• _Data to use_
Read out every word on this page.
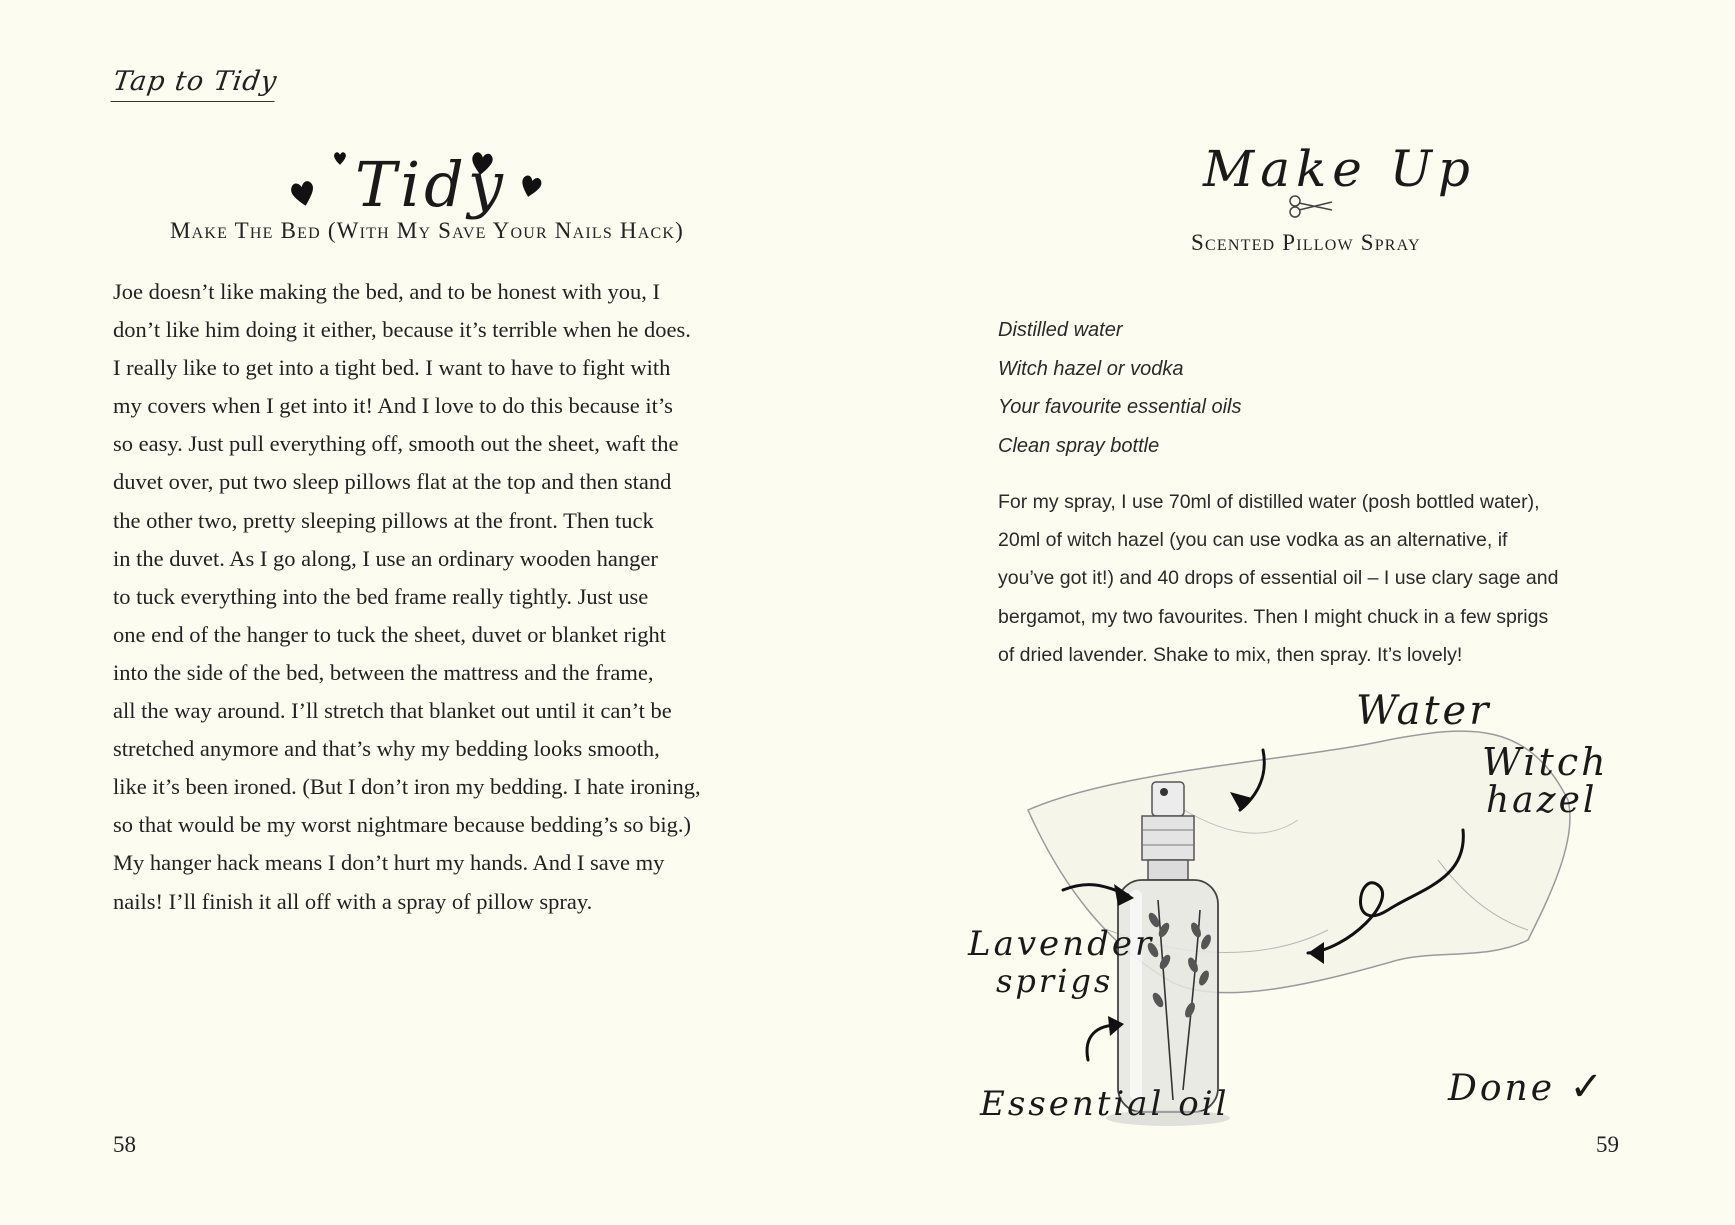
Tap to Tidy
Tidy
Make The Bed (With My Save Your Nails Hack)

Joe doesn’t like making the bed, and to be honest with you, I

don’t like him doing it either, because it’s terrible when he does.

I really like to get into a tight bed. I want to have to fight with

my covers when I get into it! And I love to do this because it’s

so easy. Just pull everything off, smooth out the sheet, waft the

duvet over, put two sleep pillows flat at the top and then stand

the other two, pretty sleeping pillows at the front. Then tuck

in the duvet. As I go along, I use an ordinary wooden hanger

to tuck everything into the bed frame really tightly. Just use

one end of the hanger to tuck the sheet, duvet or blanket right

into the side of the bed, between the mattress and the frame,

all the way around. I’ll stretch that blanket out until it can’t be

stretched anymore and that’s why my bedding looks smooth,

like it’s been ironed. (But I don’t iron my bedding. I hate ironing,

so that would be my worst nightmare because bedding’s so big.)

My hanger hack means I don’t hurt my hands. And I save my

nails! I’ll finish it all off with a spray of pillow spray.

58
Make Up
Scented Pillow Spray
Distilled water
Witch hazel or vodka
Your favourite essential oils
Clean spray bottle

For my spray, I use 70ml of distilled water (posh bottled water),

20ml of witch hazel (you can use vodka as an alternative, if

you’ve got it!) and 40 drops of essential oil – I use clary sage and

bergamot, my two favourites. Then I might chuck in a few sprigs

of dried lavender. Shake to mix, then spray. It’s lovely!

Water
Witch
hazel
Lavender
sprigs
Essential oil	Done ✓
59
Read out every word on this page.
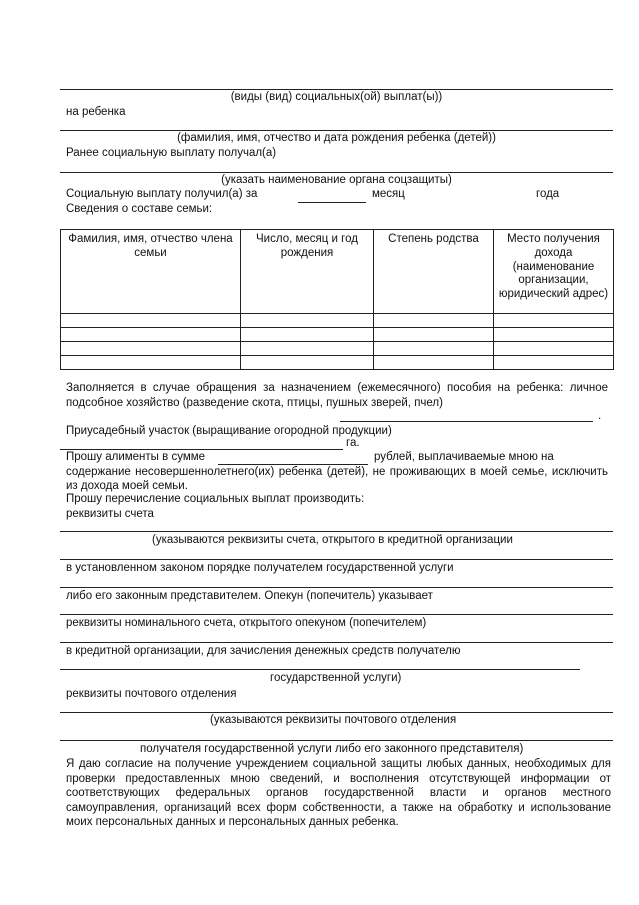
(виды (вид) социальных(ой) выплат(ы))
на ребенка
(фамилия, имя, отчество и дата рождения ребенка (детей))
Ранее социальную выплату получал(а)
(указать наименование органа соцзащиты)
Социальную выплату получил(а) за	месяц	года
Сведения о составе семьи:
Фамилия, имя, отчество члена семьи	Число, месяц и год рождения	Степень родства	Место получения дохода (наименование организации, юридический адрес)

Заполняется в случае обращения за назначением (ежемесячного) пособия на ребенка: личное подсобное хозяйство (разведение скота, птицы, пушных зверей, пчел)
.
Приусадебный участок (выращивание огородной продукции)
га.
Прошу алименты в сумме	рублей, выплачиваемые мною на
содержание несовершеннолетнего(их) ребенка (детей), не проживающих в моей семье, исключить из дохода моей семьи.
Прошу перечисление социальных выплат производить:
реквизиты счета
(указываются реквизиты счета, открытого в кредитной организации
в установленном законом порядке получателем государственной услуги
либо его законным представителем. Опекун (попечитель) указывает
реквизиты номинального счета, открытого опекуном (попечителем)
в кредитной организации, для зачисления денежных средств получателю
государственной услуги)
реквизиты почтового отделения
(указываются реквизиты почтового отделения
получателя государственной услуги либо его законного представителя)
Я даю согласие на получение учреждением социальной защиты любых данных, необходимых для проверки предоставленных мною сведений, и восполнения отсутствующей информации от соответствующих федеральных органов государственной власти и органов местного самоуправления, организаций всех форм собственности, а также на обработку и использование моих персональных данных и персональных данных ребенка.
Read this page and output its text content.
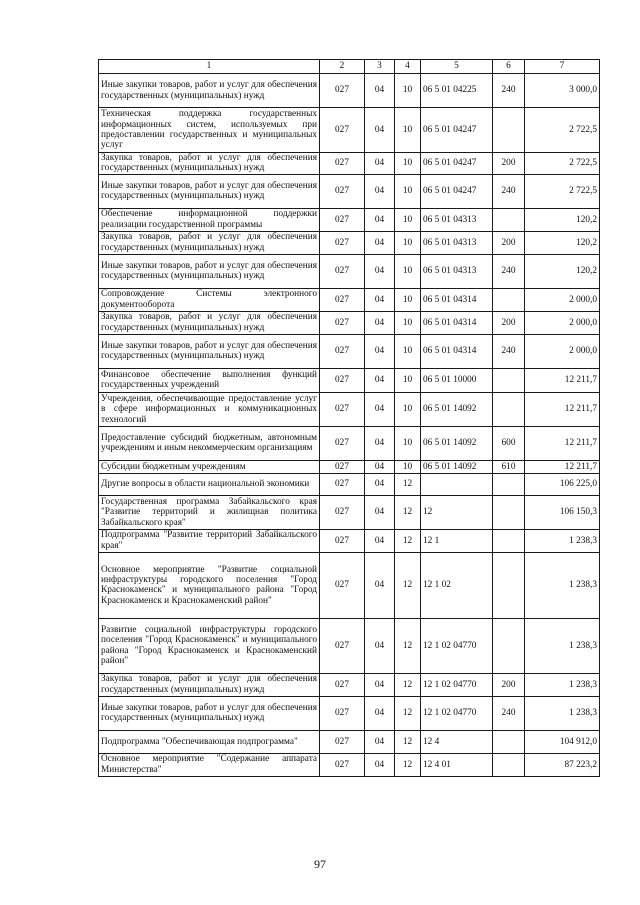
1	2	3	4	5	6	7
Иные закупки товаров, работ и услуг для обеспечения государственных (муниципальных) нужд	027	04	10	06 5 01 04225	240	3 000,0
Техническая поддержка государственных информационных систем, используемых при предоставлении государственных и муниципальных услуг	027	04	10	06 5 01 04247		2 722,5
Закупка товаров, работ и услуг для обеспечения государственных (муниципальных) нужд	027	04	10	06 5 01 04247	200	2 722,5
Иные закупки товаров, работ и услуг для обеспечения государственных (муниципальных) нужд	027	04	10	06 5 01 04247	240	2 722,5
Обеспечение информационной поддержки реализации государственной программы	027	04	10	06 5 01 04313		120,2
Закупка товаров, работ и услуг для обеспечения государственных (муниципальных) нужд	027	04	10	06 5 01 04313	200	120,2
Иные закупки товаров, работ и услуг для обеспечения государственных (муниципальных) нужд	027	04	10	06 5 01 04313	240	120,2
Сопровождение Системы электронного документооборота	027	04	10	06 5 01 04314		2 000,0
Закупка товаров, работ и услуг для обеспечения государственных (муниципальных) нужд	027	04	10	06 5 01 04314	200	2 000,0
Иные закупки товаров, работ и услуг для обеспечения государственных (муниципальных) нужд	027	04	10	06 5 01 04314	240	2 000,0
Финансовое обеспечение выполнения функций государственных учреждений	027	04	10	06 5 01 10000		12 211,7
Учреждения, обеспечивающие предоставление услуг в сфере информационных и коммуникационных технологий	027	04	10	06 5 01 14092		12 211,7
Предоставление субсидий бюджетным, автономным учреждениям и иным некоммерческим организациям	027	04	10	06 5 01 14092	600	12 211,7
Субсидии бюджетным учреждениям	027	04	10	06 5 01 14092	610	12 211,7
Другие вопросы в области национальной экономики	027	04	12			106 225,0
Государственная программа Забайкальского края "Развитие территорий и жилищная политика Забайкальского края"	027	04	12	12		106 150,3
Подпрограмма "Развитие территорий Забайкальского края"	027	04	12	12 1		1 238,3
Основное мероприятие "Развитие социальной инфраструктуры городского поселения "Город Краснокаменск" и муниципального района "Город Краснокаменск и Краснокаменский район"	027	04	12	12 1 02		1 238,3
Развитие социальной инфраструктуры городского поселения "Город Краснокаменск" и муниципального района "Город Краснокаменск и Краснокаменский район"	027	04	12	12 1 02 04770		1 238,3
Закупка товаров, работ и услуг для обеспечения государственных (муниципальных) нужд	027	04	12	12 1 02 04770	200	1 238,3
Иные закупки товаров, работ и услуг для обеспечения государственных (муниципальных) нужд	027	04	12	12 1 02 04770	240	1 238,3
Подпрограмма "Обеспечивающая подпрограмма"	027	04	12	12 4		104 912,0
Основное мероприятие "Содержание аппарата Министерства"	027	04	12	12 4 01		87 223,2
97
---
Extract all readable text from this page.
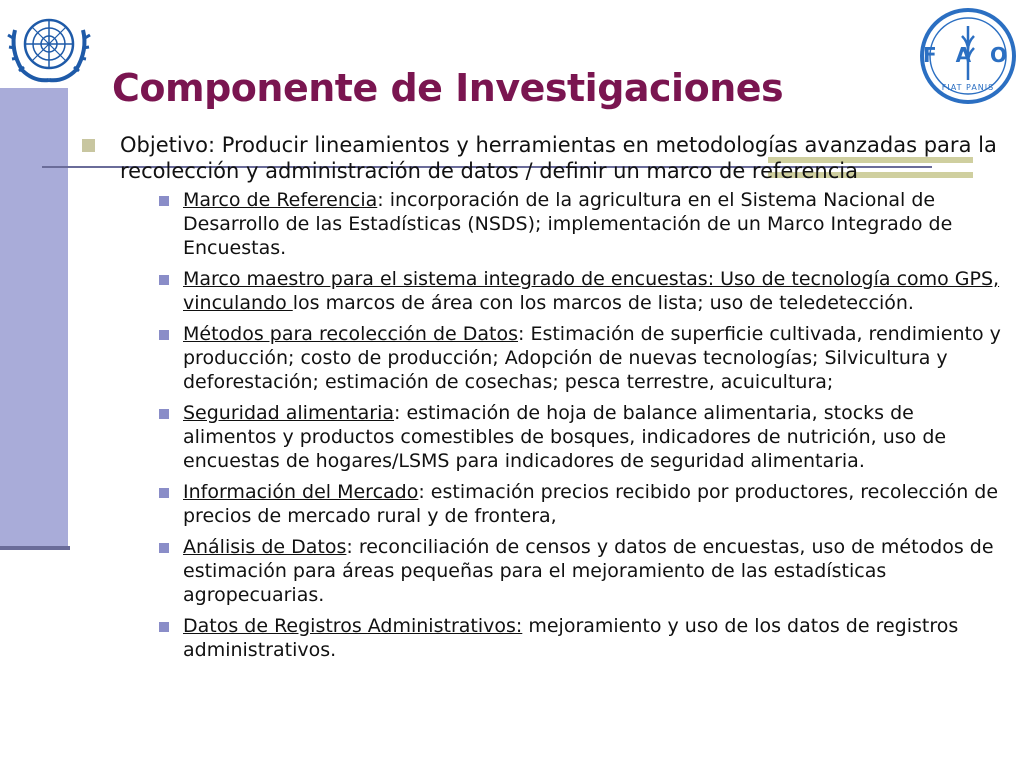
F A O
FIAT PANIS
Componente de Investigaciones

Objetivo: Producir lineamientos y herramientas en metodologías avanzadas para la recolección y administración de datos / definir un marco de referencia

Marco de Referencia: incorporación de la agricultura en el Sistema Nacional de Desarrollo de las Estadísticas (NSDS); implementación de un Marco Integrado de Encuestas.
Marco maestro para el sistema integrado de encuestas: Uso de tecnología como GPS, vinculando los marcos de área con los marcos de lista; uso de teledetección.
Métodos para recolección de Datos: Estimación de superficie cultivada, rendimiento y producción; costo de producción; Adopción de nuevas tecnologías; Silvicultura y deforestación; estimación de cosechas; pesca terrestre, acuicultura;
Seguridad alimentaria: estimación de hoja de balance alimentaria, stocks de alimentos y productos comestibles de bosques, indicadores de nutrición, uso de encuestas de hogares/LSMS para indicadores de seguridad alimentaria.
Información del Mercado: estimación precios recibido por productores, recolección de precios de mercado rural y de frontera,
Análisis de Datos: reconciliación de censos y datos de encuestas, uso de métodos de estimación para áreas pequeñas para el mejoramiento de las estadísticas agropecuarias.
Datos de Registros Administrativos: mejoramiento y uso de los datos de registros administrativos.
---
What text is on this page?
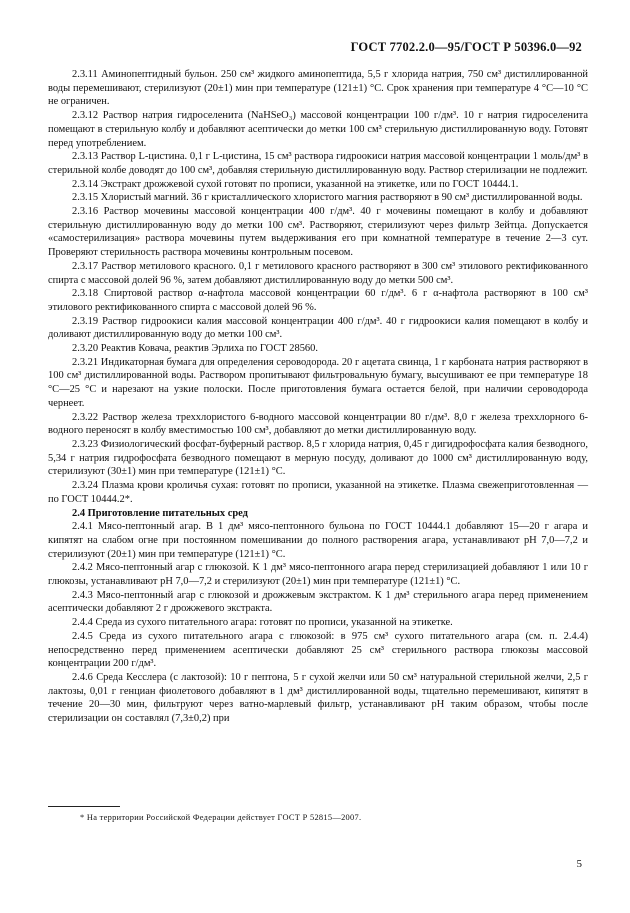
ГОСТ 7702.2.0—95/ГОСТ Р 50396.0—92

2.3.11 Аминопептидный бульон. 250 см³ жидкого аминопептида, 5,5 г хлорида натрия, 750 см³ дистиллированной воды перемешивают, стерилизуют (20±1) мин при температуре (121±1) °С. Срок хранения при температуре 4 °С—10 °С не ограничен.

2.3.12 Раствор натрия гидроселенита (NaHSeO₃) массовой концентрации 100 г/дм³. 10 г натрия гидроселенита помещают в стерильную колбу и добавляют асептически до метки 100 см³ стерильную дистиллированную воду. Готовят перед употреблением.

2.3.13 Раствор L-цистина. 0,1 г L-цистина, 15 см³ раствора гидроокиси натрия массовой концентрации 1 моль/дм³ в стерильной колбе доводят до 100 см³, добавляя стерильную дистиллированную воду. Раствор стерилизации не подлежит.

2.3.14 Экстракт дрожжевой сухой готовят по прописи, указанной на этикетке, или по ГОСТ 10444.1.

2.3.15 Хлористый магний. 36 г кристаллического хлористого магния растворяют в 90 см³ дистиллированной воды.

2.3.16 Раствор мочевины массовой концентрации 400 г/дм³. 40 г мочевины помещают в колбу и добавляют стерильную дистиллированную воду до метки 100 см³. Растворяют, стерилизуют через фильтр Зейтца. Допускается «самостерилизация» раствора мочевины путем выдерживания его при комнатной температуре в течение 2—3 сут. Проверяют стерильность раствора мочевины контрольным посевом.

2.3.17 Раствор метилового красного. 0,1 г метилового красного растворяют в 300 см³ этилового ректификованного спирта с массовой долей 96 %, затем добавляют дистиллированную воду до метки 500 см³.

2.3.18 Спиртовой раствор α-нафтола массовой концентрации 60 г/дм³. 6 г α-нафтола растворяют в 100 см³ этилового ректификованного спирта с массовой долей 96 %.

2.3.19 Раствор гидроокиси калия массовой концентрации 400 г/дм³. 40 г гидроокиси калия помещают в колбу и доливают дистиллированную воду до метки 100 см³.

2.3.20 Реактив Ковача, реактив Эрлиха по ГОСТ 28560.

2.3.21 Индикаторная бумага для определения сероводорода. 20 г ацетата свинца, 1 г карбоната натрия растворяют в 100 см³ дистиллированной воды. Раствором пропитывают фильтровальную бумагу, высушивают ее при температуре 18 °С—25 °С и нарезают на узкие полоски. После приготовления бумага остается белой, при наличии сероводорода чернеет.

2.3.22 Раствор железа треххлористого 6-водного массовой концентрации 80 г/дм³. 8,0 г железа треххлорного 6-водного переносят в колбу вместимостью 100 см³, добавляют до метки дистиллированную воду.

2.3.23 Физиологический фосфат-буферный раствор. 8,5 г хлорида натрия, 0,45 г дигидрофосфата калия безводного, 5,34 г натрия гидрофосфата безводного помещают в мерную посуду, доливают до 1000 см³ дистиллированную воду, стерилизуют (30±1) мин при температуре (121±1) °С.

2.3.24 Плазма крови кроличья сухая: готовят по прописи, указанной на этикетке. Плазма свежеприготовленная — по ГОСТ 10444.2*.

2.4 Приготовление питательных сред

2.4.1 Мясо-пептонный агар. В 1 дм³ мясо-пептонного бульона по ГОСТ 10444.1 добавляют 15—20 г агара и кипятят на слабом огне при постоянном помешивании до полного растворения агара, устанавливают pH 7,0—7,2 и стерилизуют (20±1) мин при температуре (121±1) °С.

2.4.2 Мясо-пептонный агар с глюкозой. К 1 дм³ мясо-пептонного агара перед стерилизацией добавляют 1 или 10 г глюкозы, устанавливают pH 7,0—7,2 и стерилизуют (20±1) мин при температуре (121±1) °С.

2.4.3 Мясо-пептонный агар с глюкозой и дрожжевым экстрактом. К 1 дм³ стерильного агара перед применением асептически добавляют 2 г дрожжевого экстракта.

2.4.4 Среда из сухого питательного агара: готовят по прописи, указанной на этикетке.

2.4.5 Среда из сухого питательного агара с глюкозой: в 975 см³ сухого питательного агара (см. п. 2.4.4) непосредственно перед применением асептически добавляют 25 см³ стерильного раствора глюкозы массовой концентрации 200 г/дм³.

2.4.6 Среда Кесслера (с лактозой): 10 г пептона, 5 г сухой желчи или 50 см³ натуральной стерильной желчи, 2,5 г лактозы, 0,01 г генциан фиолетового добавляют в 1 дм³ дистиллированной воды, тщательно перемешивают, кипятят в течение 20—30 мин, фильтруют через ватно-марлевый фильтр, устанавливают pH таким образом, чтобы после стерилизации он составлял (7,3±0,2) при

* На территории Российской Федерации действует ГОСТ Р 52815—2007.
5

• _Problem requirements_
Check every line of the data, and copy the ones that contain "like".

• _Exercise result_
Joe doesn’t like making the bed, and to be honest with you, I
don’t like him doing it either, because it’s terrible when he does.
I really like to get into a tight bed. I want to have to fight with
like it’s been ironed. (But I don’t iron my bedding. I hate ironing,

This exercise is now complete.